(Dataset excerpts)

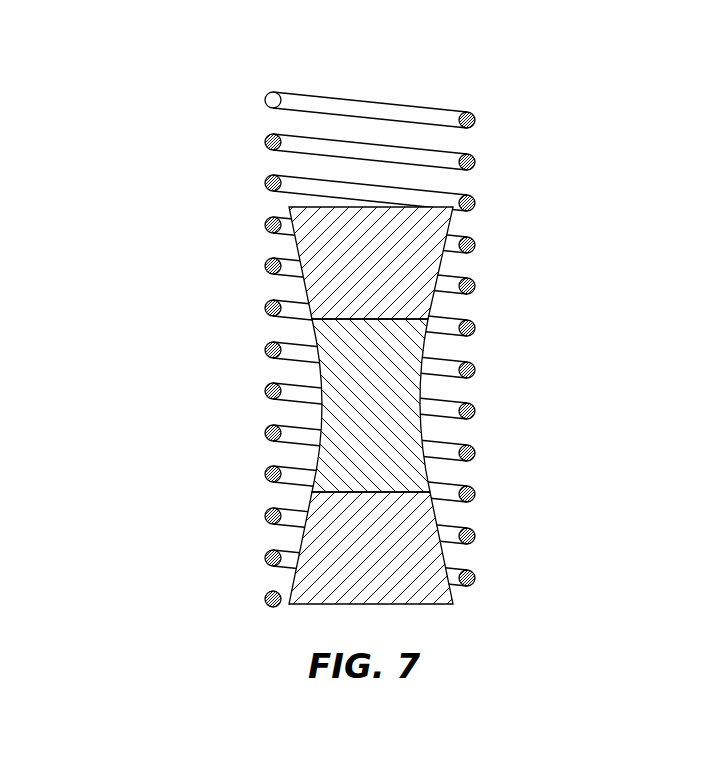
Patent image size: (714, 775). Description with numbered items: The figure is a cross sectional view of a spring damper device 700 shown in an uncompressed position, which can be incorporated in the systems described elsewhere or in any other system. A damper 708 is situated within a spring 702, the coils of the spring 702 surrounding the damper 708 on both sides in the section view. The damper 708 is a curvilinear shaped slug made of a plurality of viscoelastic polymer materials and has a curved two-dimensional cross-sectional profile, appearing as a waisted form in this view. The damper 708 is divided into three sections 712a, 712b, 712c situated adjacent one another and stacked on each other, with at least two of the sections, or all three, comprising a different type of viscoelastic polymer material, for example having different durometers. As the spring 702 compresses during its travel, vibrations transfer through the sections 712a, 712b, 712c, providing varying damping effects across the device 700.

The spring damper device 700 is at (169, 106).
The spring 702 is at (267, 268).
The damper 708 is at (290, 418).
The section 712a is at (423, 262).
The section 712b is at (393, 392).
The section 712c is at (422, 553).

To do: Print the lines from the start of the entries through the line containing "The spring damper", both included, with the pictures left out.

Written solution:
Patent image size: (714, 775). Description with numbered items: The figure is a cross sectional view of a spring damper device 700 shown in an uncompressed position, which can be incorporated in the systems described elsewhere or in any other system. A damper 708 is situated within a spring 702, the coils of the spring 702 surrounding the damper 708 on both sides in the section view. The damper 708 is a curvilinear shaped slug made of a plurality of viscoelastic polymer materials and has a curved two-dimensional cross-sectional profile, appearing as a waisted form in this view. The damper 708 is divided into three sections 712a, 712b, 712c situated adjacent one another and stacked on each other, with at least two of the sections, or all three, comprising a different type of viscoelastic polymer material, for example having different durometers. As the spring 702 compresses during its travel, vibrations transfer through the sections 712a, 712b, 712c, providing varying damping effects across the device 700.

The spring damper device 700 is at (169, 106).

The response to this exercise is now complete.